=== Entries shown ===

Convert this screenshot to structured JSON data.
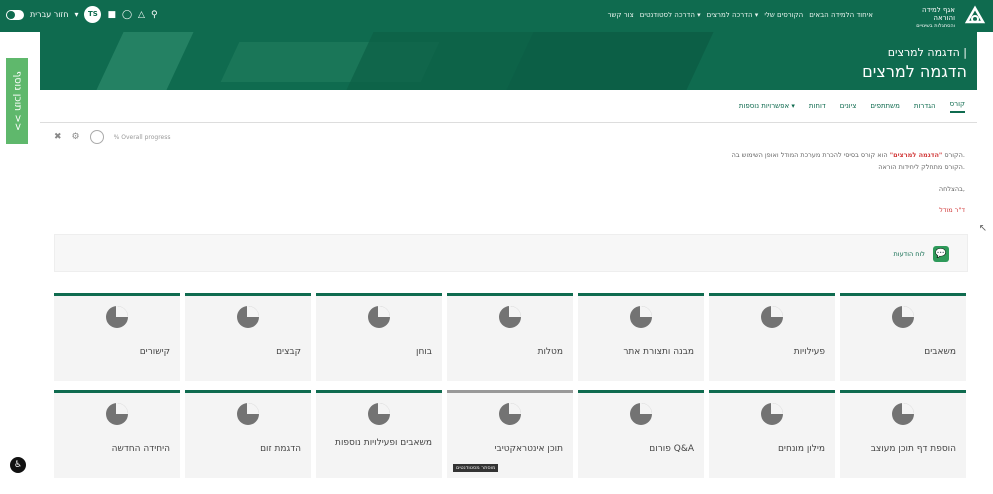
{
  "topbar": {
    "brand_line1": "אגף למידה",
    "brand_line2": "והוראה",
    "brand_line3": "והסתגלות בשינויים",
    "nav": [
      "איחוד הלמידה הבאים",
      "הקורסים שלי",
      "הדרכה למרצים ▾",
      "הדרכה לסטודנטים ▾",
      "צור קשר"
    ],
    "lang": "חזור עברית",
    "user_initials": "TS"
  },
  "banner": {
    "title_small": "הדגמה למרצים |",
    "title_large": "הדגמה למרצים"
  },
  "side_tab": {
    "label": "תוכן נוסף >>"
  },
  "tabs": [
    "קורס",
    "הגדרות",
    "משתתפים",
    "ציונים",
    "דוחות",
    "אפשרויות נוספות ▾"
  ],
  "controls": {
    "progress_label": "% Overall progress"
  },
  "description": {
    "line1_pre": "הקורס ",
    "line1_highlight": "\"הדגמה למרצים\"",
    "line1_post": " הוא קורס בסיסי להכרת מערכת המודל ואופן השימוש בה.",
    "line2": "הקורס מתחלק ליחידות הוראה.",
    "greeting": "בהצלחה,",
    "signature": "ד\"ר מודל"
  },
  "forum": {
    "label": "לוח הודעות"
  },
  "cards_row1": [
    "משאבים",
    "פעילויות",
    "מבנה ותצורת אתר",
    "מטלות",
    "בוחן",
    "קבצים",
    "קישורים"
  ],
  "cards_row2": [
    "הוספת דף תוכן מעוצב",
    "מילון מונחים",
    "פורום Q&A",
    "תוכן אינטראקטיבי",
    "משאבים ופעילויות נוספות",
    "הדגמת זום",
    "היחידה החדשה"
  ],
  "badge": "מוסתר מסטודנטים"
}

===

▶ What you are asked to do
Give the data again exactly as written, with all pictures left out.

▶ Solution to the problem
Convert this screenshot to structured JSON data.
{
  "topbar": {
    "brand_line1": "אגף למידה",
    "brand_line2": "והוראה",
    "brand_line3": "והסתגלות בשינויים",
    "nav": [
      "איחוד הלמידה הבאים",
      "הקורסים שלי",
      "הדרכה למרצים ▾",
      "הדרכה לסטודנטים ▾",
      "צור קשר"
    ],
    "lang": "חזור עברית",
    "user_initials": "TS"
  },
  "banner": {
    "title_small": "הדגמה למרצים |",
    "title_large": "הדגמה למרצים"
  },
  "side_tab": {
    "label": "תוכן נוסף >>"
  },
  "tabs": [
    "קורס",
    "הגדרות",
    "משתתפים",
    "ציונים",
    "דוחות",
    "אפשרויות נוספות ▾"
  ],
  "controls": {
    "progress_label": "% Overall progress"
  },
  "description": {
    "line1_pre": "הקורס ",
    "line1_highlight": "\"הדגמה למרצים\"",
    "line1_post": " הוא קורס בסיסי להכרת מערכת המודל ואופן השימוש בה.",
    "line2": "הקורס מתחלק ליחידות הוראה.",
    "greeting": "בהצלחה,",
    "signature": "ד\"ר מודל"
  },
  "forum": {
    "label": "לוח הודעות"
  },
  "cards_row1": [
    "משאבים",
    "פעילויות",
    "מבנה ותצורת אתר",
    "מטלות",
    "בוחן",
    "קבצים",
    "קישורים"
  ],
  "cards_row2": [
    "הוספת דף תוכן מעוצב",
    "מילון מונחים",
    "פורום Q&A",
    "תוכן אינטראקטיבי",
    "משאבים ופעילויות נוספות",
    "הדגמת זום",
    "היחידה החדשה"
  ],
  "badge": "מוסתר מסטודנטים"
}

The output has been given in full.